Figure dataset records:
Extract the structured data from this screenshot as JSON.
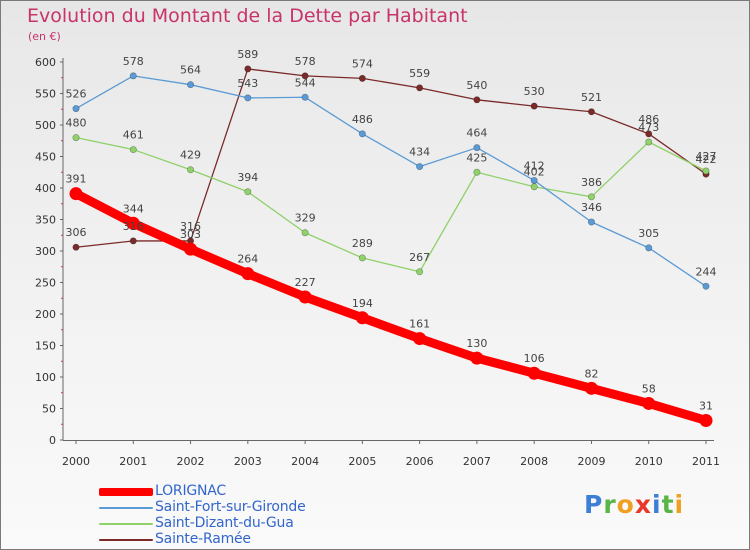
{
  "chart_data": {
    "type": "line",
    "title": "Evolution du Montant de la Dette par Habitant",
    "subtitle": "(en €)",
    "xlabel": "",
    "ylabel": "",
    "categories": [
      "2000",
      "2001",
      "2002",
      "2003",
      "2004",
      "2005",
      "2006",
      "2007",
      "2008",
      "2009",
      "2010",
      "2011"
    ],
    "ylim": [
      0,
      600
    ],
    "yticks": [
      "0",
      "50",
      "100",
      "150",
      "200",
      "250",
      "300",
      "350",
      "400",
      "450",
      "500",
      "550",
      "600"
    ],
    "series": [
      {
        "name": "LORIGNAC",
        "color": "#ff0000",
        "values": [
          391,
          344,
          303,
          264,
          227,
          194,
          161,
          130,
          106,
          82,
          58,
          31
        ]
      },
      {
        "name": "Saint-Fort-sur-Gironde",
        "color": "#5b9bd5",
        "values": [
          526,
          578,
          564,
          543,
          544,
          486,
          434,
          464,
          412,
          346,
          305,
          244
        ]
      },
      {
        "name": "Saint-Dizant-du-Gua",
        "color": "#8fd16a",
        "values": [
          480,
          461,
          429,
          394,
          329,
          289,
          267,
          425,
          402,
          386,
          473,
          427
        ]
      },
      {
        "name": "Sainte-Ramée",
        "color": "#7b2a2a",
        "values": [
          306,
          316,
          316,
          589,
          578,
          574,
          559,
          540,
          530,
          521,
          486,
          422
        ]
      }
    ],
    "legend_position": "bottom-left",
    "grid": false
  },
  "logo": {
    "letters": [
      {
        "ch": "P",
        "color": "#3d7fd6"
      },
      {
        "ch": "r",
        "color": "#59b548"
      },
      {
        "ch": "o",
        "color": "#f0a020"
      },
      {
        "ch": "x",
        "color": "#e8382a"
      },
      {
        "ch": "i",
        "color": "#3d7fd6"
      },
      {
        "ch": "t",
        "color": "#59b548"
      },
      {
        "ch": "i",
        "color": "#f0a020"
      }
    ]
  }
}
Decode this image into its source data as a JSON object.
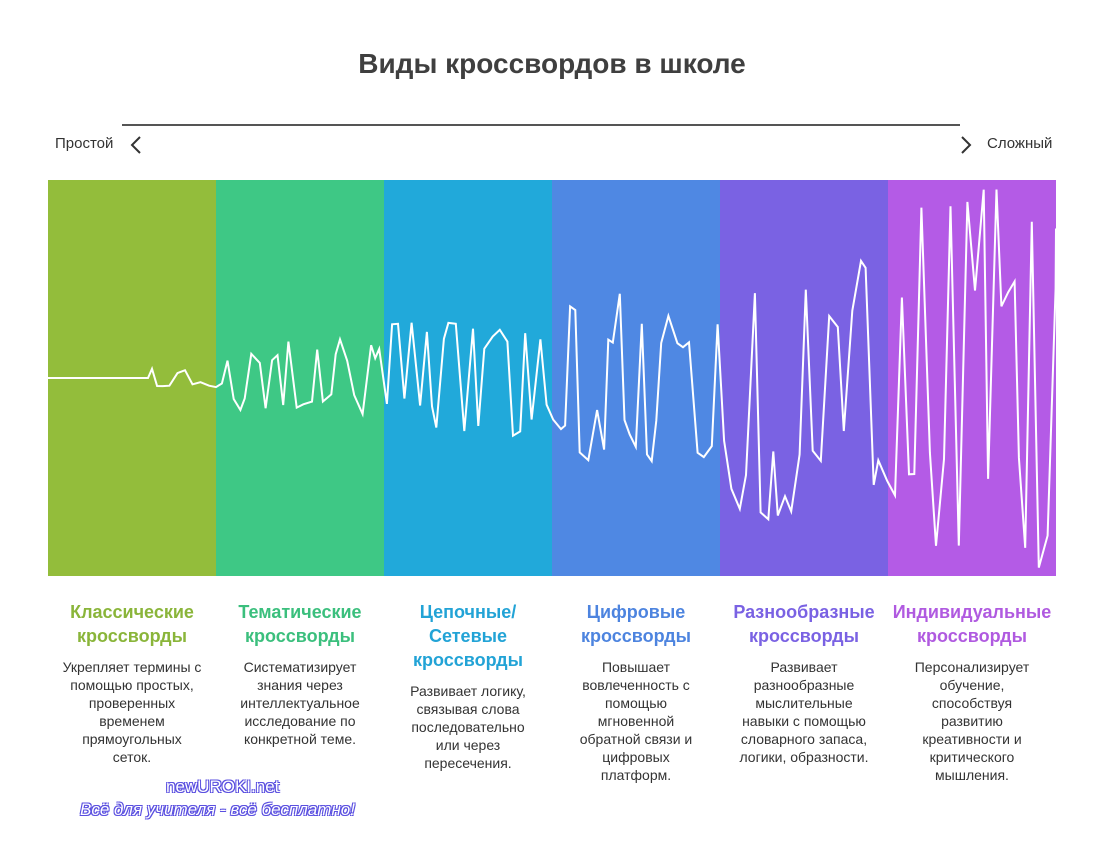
{
  "title": "Виды кроссвордов в школе",
  "scale": {
    "left_label": "Простой",
    "right_label": "Сложный"
  },
  "columns": [
    {
      "title": "Классические кроссворды",
      "desc": "Укрепляет термины с помощью простых, проверенных временем прямоугольных сеток.",
      "color": "#93bd3b",
      "text_color": "#8ab53a",
      "complexity": 0.05
    },
    {
      "title": "Тематические кроссворды",
      "desc": "Систематизирует знания через интеллектуальное исследование по конкретной теме.",
      "color": "#3ec885",
      "text_color": "#3bbf7d",
      "complexity": 0.2
    },
    {
      "title": "Цепочные/ Сетевые кроссворды",
      "desc": "Развивает логику, связывая слова последовательно или через пересечения.",
      "color": "#21a9da",
      "text_color": "#22a3d6",
      "complexity": 0.3
    },
    {
      "title": "Цифровые кроссворды",
      "desc": "Повышает вовлеченность с помощью мгновенной обратной связи и цифровых платформ.",
      "color": "#4f88e3",
      "text_color": "#4d84df",
      "complexity": 0.45
    },
    {
      "title": "Разнообразные кроссворды",
      "desc": "Развивает разнообразные мыслительные навыки с помощью словарного запаса, логики, образности.",
      "color": "#7a62e3",
      "text_color": "#7a62e3",
      "complexity": 0.75
    },
    {
      "title": "Индивидуальные кроссворды",
      "desc": "Персонализирует обучение, способствуя развитию креативности и критического мышления.",
      "color": "#b45be6",
      "text_color": "#b05ae0",
      "complexity": 1.0
    }
  ],
  "watermark": {
    "line1": "newUROKI.net",
    "line2": "Всё для учителя - всё бесплатно!"
  }
}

* What is required *
Collect each line holding the string "complexity".

* Task response *
      "complexity": 0.05
      "complexity": 0.2
      "complexity": 0.3
      "complexity": 0.45
      "complexity": 0.75
      "complexity": 1.0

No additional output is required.